_Assignment_: Every line below that holds "threshold" must be copied.
[Opening Source data section]
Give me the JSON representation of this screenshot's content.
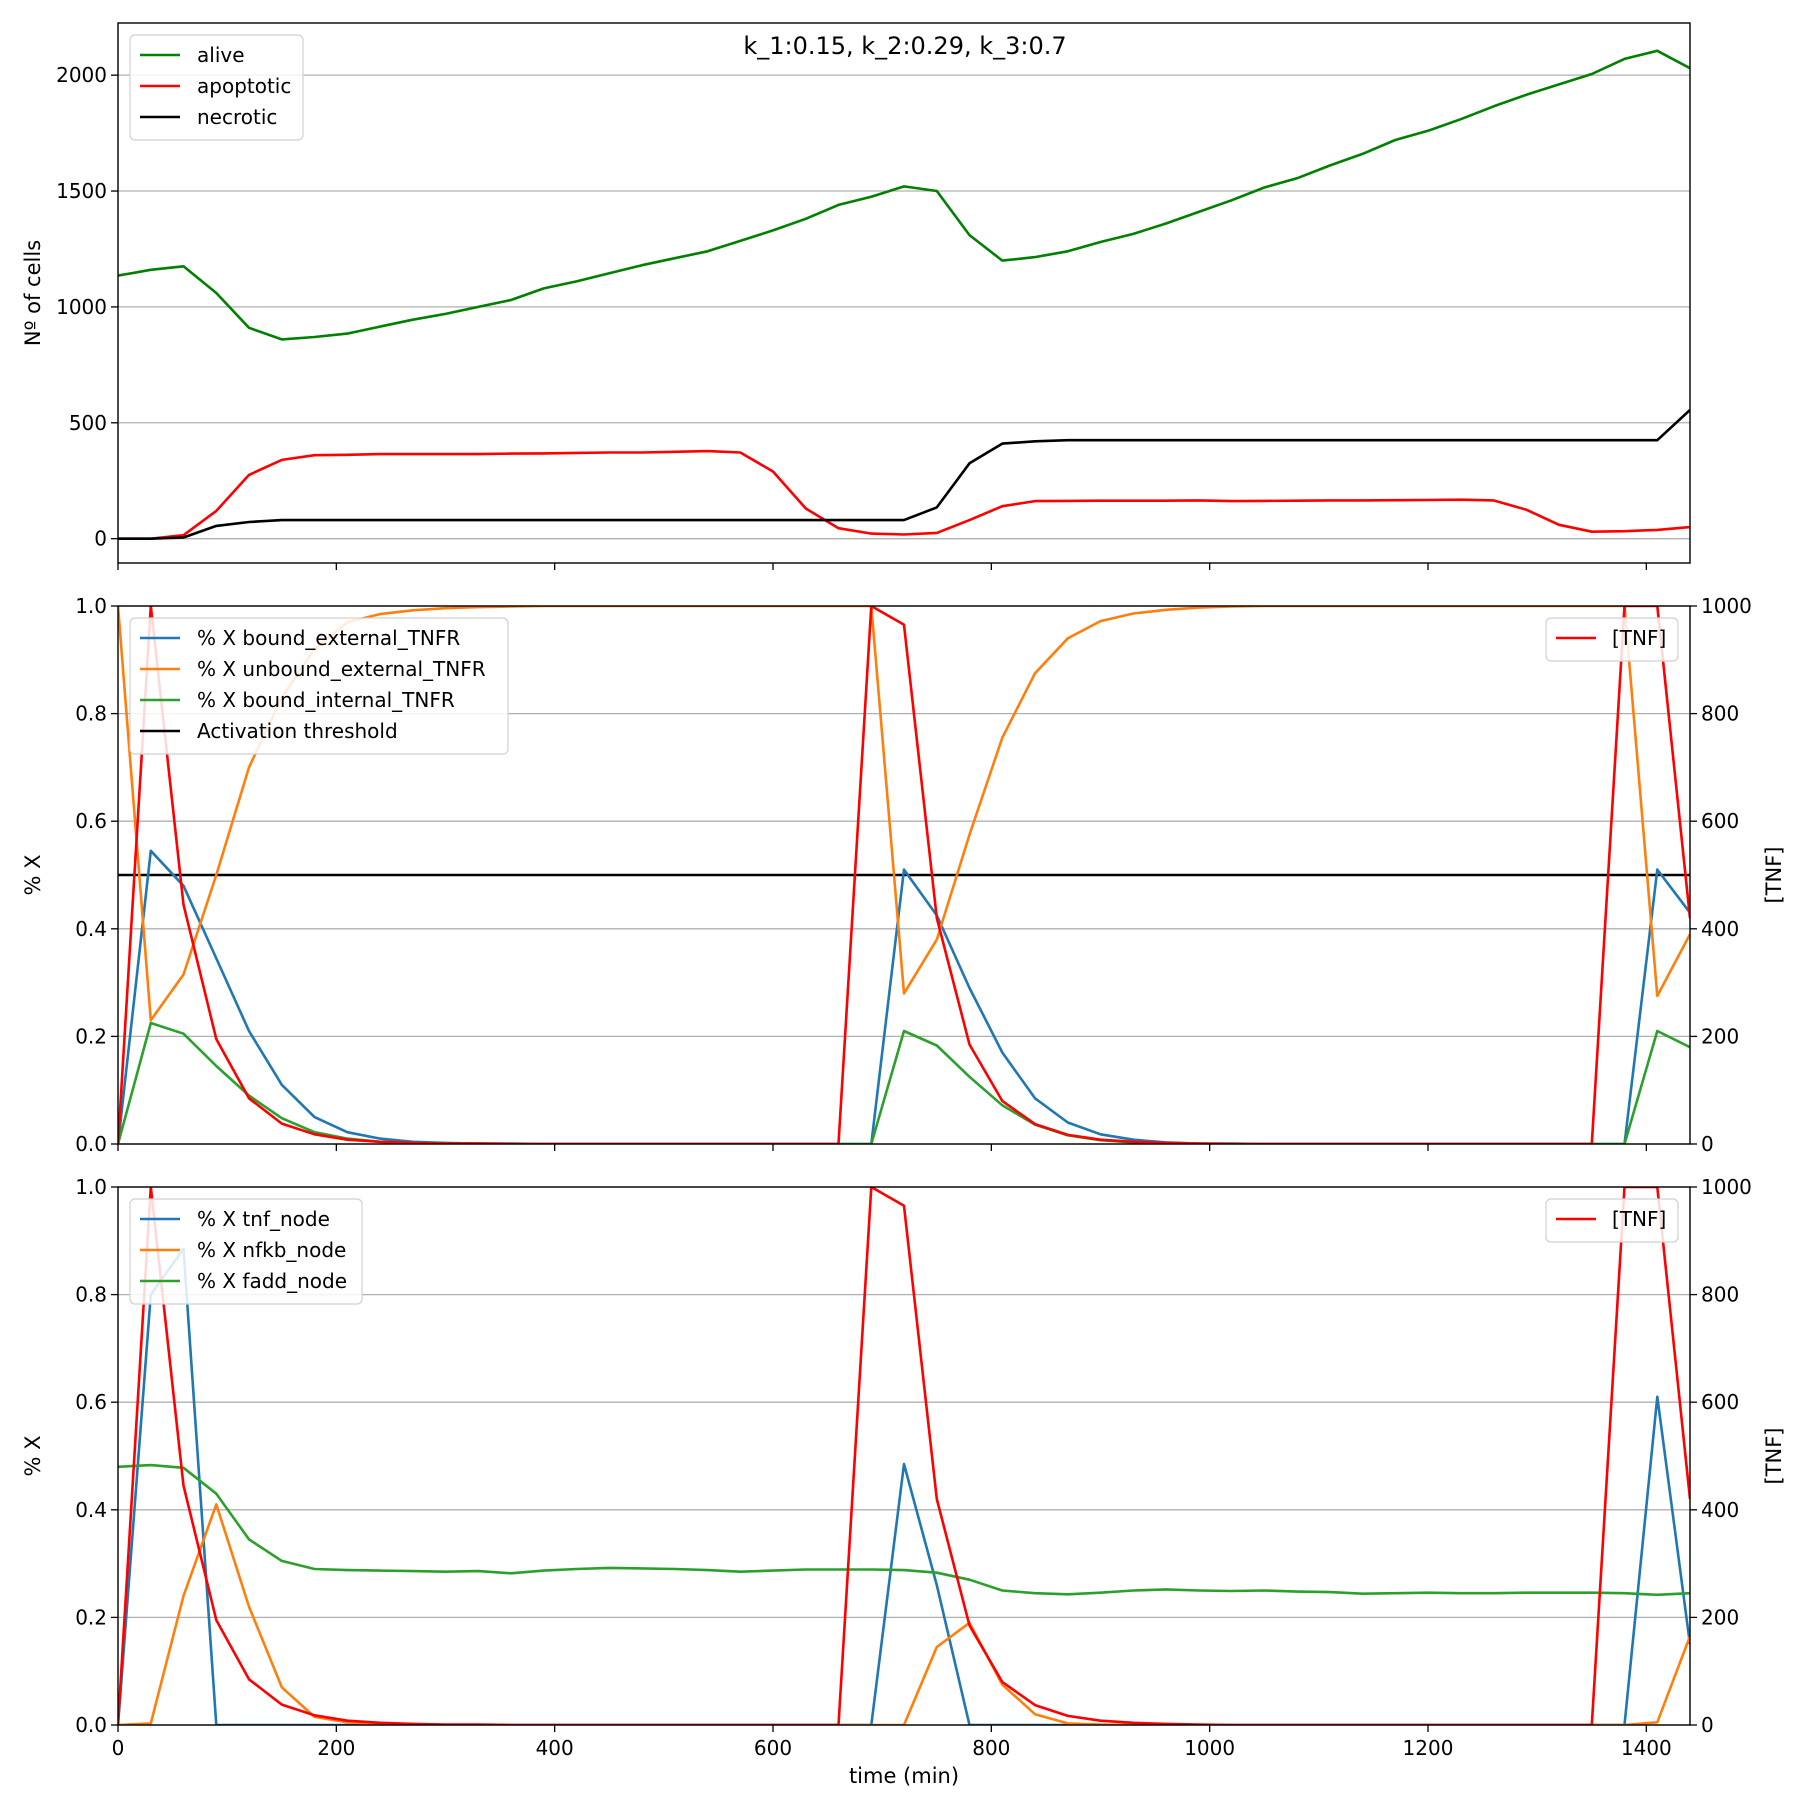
{
  "chart_data": [
    {
      "type": "line",
      "title": "k_1:0.15, k_2:0.29, k_3:0.7",
      "xlabel": "",
      "ylabel": "Nº of cells",
      "xlim": [
        0,
        1440
      ],
      "ylim": [
        -105,
        2225
      ],
      "xticks": [
        0,
        200,
        400,
        600,
        800,
        1000,
        1200,
        1400
      ],
      "yticks": [
        0,
        500,
        1000,
        1500,
        2000
      ],
      "grid": "y",
      "legend": "top-left",
      "x": [
        0,
        30,
        60,
        90,
        120,
        150,
        180,
        210,
        240,
        270,
        300,
        330,
        360,
        390,
        420,
        450,
        480,
        510,
        540,
        570,
        600,
        630,
        660,
        690,
        720,
        750,
        780,
        810,
        840,
        870,
        900,
        930,
        960,
        990,
        1020,
        1050,
        1080,
        1110,
        1140,
        1170,
        1200,
        1230,
        1260,
        1290,
        1320,
        1350,
        1380,
        1410,
        1440
      ],
      "series": [
        {
          "name": "alive",
          "color": "#008000",
          "values": [
            1135,
            1160,
            1175,
            1060,
            910,
            860,
            870,
            885,
            915,
            945,
            970,
            1000,
            1030,
            1080,
            1110,
            1145,
            1180,
            1210,
            1240,
            1285,
            1330,
            1380,
            1440,
            1475,
            1520,
            1500,
            1310,
            1200,
            1215,
            1240,
            1280,
            1315,
            1360,
            1410,
            1460,
            1515,
            1555,
            1610,
            1660,
            1720,
            1760,
            1810,
            1865,
            1915,
            1960,
            2005,
            2070,
            2105,
            2030
          ]
        },
        {
          "name": "apoptotic",
          "color": "#ff0000",
          "values": [
            0,
            0,
            15,
            120,
            275,
            340,
            360,
            362,
            365,
            365,
            365,
            365,
            367,
            368,
            370,
            372,
            372,
            375,
            378,
            372,
            290,
            130,
            45,
            22,
            18,
            25,
            80,
            140,
            162,
            163,
            164,
            164,
            164,
            165,
            162,
            163,
            164,
            165,
            165,
            166,
            167,
            168,
            165,
            125,
            60,
            30,
            32,
            38,
            50
          ]
        },
        {
          "name": "necrotic",
          "color": "#000000",
          "values": [
            0,
            0,
            5,
            55,
            72,
            80,
            80,
            80,
            80,
            80,
            80,
            80,
            80,
            80,
            80,
            80,
            80,
            80,
            80,
            80,
            80,
            80,
            80,
            80,
            80,
            135,
            325,
            410,
            420,
            425,
            425,
            425,
            425,
            425,
            425,
            425,
            425,
            425,
            425,
            425,
            425,
            425,
            425,
            425,
            425,
            425,
            425,
            425,
            555
          ]
        }
      ]
    },
    {
      "type": "line",
      "title": "",
      "xlabel": "",
      "ylabel": "% X",
      "ylabel_right": "[TNF]",
      "xlim": [
        0,
        1440
      ],
      "ylim": [
        0,
        1
      ],
      "ylim_right": [
        0,
        1000
      ],
      "xticks": [
        0,
        200,
        400,
        600,
        800,
        1000,
        1200,
        1400
      ],
      "yticks": [
        "0.0",
        "0.2",
        "0.4",
        "0.6",
        "0.8",
        "1.0"
      ],
      "yticks_right": [
        0,
        200,
        400,
        600,
        800,
        1000
      ],
      "grid": "y",
      "legend": "top-left",
      "legend_right": "top-right",
      "x": [
        0,
        30,
        60,
        90,
        120,
        150,
        180,
        210,
        240,
        270,
        300,
        330,
        360,
        390,
        420,
        450,
        480,
        510,
        540,
        570,
        600,
        630,
        660,
        690,
        720,
        750,
        780,
        810,
        840,
        870,
        900,
        930,
        960,
        990,
        1020,
        1050,
        1080,
        1110,
        1140,
        1170,
        1200,
        1230,
        1260,
        1290,
        1320,
        1350,
        1380,
        1410,
        1440
      ],
      "threshold": {
        "name": "Activation threshold",
        "color": "#000000",
        "value": 0.5
      },
      "series": [
        {
          "name": "% X bound_external_TNFR",
          "color": "#1f77b4",
          "values": [
            0,
            0.545,
            0.48,
            0.345,
            0.21,
            0.11,
            0.05,
            0.022,
            0.01,
            0.004,
            0.002,
            0.001,
            0.001,
            0,
            0,
            0,
            0,
            0,
            0,
            0,
            0,
            0,
            0,
            0,
            0.51,
            0.425,
            0.29,
            0.17,
            0.085,
            0.04,
            0.018,
            0.008,
            0.003,
            0.001,
            0.001,
            0,
            0,
            0,
            0,
            0,
            0,
            0,
            0,
            0,
            0,
            0,
            0,
            0.51,
            0.43
          ]
        },
        {
          "name": "% X unbound_external_TNFR",
          "color": "#ff7f0e",
          "values": [
            1.0,
            0.23,
            0.315,
            0.5,
            0.7,
            0.83,
            0.92,
            0.97,
            0.985,
            0.992,
            0.996,
            0.998,
            0.999,
            1,
            1,
            1,
            1,
            1,
            1,
            1,
            1,
            1,
            1,
            1,
            0.28,
            0.38,
            0.575,
            0.755,
            0.875,
            0.94,
            0.972,
            0.986,
            0.993,
            0.997,
            0.999,
            1,
            1,
            1,
            1,
            1,
            1,
            1,
            1,
            1,
            1,
            1,
            1,
            0.275,
            0.39
          ]
        },
        {
          "name": "% X bound_internal_TNFR",
          "color": "#2ca02c",
          "values": [
            0,
            0.225,
            0.205,
            0.145,
            0.09,
            0.048,
            0.022,
            0.01,
            0.004,
            0.002,
            0.001,
            0.001,
            0,
            0,
            0,
            0,
            0,
            0,
            0,
            0,
            0,
            0,
            0,
            0,
            0.21,
            0.183,
            0.125,
            0.072,
            0.036,
            0.016,
            0.007,
            0.003,
            0.001,
            0,
            0,
            0,
            0,
            0,
            0,
            0,
            0,
            0,
            0,
            0,
            0,
            0,
            0,
            0.21,
            0.18
          ]
        }
      ],
      "series_right": [
        {
          "name": "[TNF]",
          "color": "#ff0000",
          "values": [
            0,
            1000,
            445,
            195,
            85,
            38,
            18,
            8,
            4,
            2,
            1,
            1,
            0,
            0,
            0,
            0,
            0,
            0,
            0,
            0,
            0,
            0,
            0,
            1000,
            965,
            420,
            185,
            80,
            37,
            17,
            8,
            4,
            2,
            1,
            0,
            0,
            0,
            0,
            0,
            0,
            0,
            0,
            0,
            0,
            0,
            0,
            1000,
            1000,
            420
          ]
        }
      ]
    },
    {
      "type": "line",
      "title": "",
      "xlabel": "time (min)",
      "ylabel": "% X",
      "ylabel_right": "[TNF]",
      "xlim": [
        0,
        1440
      ],
      "ylim": [
        0,
        1
      ],
      "ylim_right": [
        0,
        1000
      ],
      "xticks": [
        0,
        200,
        400,
        600,
        800,
        1000,
        1200,
        1400
      ],
      "yticks": [
        "0.0",
        "0.2",
        "0.4",
        "0.6",
        "0.8",
        "1.0"
      ],
      "yticks_right": [
        0,
        200,
        400,
        600,
        800,
        1000
      ],
      "grid": "y",
      "legend": "top-left",
      "legend_right": "top-right",
      "x": [
        0,
        30,
        60,
        90,
        120,
        150,
        180,
        210,
        240,
        270,
        300,
        330,
        360,
        390,
        420,
        450,
        480,
        510,
        540,
        570,
        600,
        630,
        660,
        690,
        720,
        750,
        780,
        810,
        840,
        870,
        900,
        930,
        960,
        990,
        1020,
        1050,
        1080,
        1110,
        1140,
        1170,
        1200,
        1230,
        1260,
        1290,
        1320,
        1350,
        1380,
        1410,
        1440
      ],
      "series": [
        {
          "name": "% X tnf_node",
          "color": "#1f77b4",
          "values": [
            0,
            0.8,
            0.885,
            0,
            0,
            0,
            0,
            0,
            0,
            0,
            0,
            0,
            0,
            0,
            0,
            0,
            0,
            0,
            0,
            0,
            0,
            0,
            0,
            0,
            0.485,
            0.26,
            0,
            0,
            0,
            0,
            0,
            0,
            0,
            0,
            0,
            0,
            0,
            0,
            0,
            0,
            0,
            0,
            0,
            0,
            0,
            0,
            0,
            0.61,
            0.15
          ]
        },
        {
          "name": "% X nfkb_node",
          "color": "#ff7f0e",
          "values": [
            0,
            0.003,
            0.24,
            0.41,
            0.22,
            0.07,
            0.015,
            0.005,
            0.002,
            0.001,
            0,
            0,
            0,
            0,
            0,
            0,
            0,
            0,
            0,
            0,
            0,
            0,
            0,
            0,
            0,
            0.145,
            0.19,
            0.075,
            0.02,
            0.003,
            0.001,
            0,
            0,
            0,
            0,
            0,
            0,
            0,
            0,
            0,
            0,
            0,
            0,
            0,
            0,
            0,
            0,
            0.005,
            0.165
          ]
        },
        {
          "name": "% X fadd_node",
          "color": "#2ca02c",
          "values": [
            0.48,
            0.483,
            0.478,
            0.43,
            0.345,
            0.305,
            0.29,
            0.288,
            0.287,
            0.286,
            0.285,
            0.286,
            0.282,
            0.287,
            0.29,
            0.292,
            0.291,
            0.29,
            0.288,
            0.285,
            0.287,
            0.289,
            0.289,
            0.289,
            0.288,
            0.283,
            0.27,
            0.25,
            0.245,
            0.243,
            0.246,
            0.25,
            0.252,
            0.25,
            0.249,
            0.25,
            0.248,
            0.247,
            0.244,
            0.245,
            0.246,
            0.245,
            0.245,
            0.246,
            0.246,
            0.246,
            0.245,
            0.242,
            0.245
          ]
        }
      ],
      "series_right": [
        {
          "name": "[TNF]",
          "color": "#ff0000",
          "values": [
            0,
            1000,
            445,
            195,
            85,
            38,
            18,
            8,
            4,
            2,
            1,
            1,
            0,
            0,
            0,
            0,
            0,
            0,
            0,
            0,
            0,
            0,
            0,
            1000,
            965,
            420,
            185,
            80,
            37,
            17,
            8,
            4,
            2,
            1,
            0,
            0,
            0,
            0,
            0,
            0,
            0,
            0,
            0,
            0,
            0,
            0,
            1000,
            1000,
            420
          ]
        }
      ]
    }
  ]
}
[Closing Source data section]
_Response area_:
      "threshold": {
        "name": "Activation threshold",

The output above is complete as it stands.